KADO
Blumenweg
Ikebana, die japanische Blumenkunst, bedeutet wörtlich lebende Blume, gebildet aus ikeru, leben und hana, die Blume. Also ist Ikebana die Kunst, die Blumen zum Leben zu bringen. Durch die feinsinnige Ordnung eines Blumenarrangement erlaubt die japanische Blumenkunst, das natürliche Gleichgewicht der Natur wiederzufinden und dadurch die Seele der Natur darzustellen.

● ● ●

__Aufgabenstellung__: Setze den Text über Ikebana im Anschluss an seinen letzten Satz fort.

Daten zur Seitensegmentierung

● ● ●

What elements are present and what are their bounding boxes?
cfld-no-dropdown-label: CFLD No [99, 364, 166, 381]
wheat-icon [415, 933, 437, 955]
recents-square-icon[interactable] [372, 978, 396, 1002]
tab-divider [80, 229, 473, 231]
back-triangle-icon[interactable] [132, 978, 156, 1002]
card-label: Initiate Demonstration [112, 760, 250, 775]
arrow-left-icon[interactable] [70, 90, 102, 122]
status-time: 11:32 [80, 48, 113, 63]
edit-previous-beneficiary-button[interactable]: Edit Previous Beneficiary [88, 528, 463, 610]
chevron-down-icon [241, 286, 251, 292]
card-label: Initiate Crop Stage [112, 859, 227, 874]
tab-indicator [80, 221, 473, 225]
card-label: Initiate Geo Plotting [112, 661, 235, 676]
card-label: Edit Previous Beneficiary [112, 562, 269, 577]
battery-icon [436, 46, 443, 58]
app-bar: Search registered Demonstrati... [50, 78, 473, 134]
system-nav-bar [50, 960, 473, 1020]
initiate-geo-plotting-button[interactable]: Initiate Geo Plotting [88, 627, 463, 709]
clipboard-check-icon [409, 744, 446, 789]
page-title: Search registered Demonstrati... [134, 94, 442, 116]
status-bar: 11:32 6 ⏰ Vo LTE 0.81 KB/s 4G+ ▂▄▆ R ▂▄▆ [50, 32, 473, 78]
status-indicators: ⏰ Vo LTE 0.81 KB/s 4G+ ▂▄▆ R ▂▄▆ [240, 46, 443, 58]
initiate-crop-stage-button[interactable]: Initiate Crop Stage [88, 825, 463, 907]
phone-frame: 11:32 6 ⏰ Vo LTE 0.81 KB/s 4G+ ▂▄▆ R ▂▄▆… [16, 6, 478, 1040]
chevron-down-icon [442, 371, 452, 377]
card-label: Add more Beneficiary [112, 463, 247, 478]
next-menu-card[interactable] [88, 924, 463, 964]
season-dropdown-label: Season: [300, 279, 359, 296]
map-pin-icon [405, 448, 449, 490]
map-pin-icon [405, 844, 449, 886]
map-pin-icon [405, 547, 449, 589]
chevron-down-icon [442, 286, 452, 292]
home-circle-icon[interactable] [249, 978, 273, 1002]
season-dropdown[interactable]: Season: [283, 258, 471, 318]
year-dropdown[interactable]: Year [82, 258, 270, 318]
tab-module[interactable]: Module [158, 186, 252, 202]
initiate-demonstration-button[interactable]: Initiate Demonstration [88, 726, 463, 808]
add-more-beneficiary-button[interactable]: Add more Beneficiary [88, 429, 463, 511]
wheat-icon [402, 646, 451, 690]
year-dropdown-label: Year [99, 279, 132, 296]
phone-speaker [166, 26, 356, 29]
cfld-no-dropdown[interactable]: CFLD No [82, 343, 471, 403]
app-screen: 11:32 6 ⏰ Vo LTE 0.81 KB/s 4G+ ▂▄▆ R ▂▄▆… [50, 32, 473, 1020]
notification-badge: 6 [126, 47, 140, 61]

● ● ●

__Lösung__:
Der andere Name für die japanische Blumenkunst ist das Wort Kadô: Blumenweg jene Wanderung des Menschen zu einem Weg der Weisheit und Eigentlichkeit, der zu den wesentlichen Tiefen des Seins führt. Die Kunst Blumen zu ordnen ist nach Daisetz T. Suzuki „…. Ausdruck einer viel tieferen Sicht des Lebens. Die Blumen müssen auf eine Weise angeordnet werden, dass sie uns von den „Lilien auf dem Felde“ träumen lassen, von denen gesagt wird, dass Salomon in seinem Glanz ihrer Pracht nicht gleichkam. Bashô, ein japanischer Dichter des XVIIten Jahrhunderts betrachtete mit Hochachtung die bescheidenste Wildblume denn sie bezeugt das tiefste Geheimnis der Natur, das eine „Kunst ohne Kunst“ ist. (Vorwort zu La Voie des fleurs de Gusty L. Herrigel, Ed. Dervy).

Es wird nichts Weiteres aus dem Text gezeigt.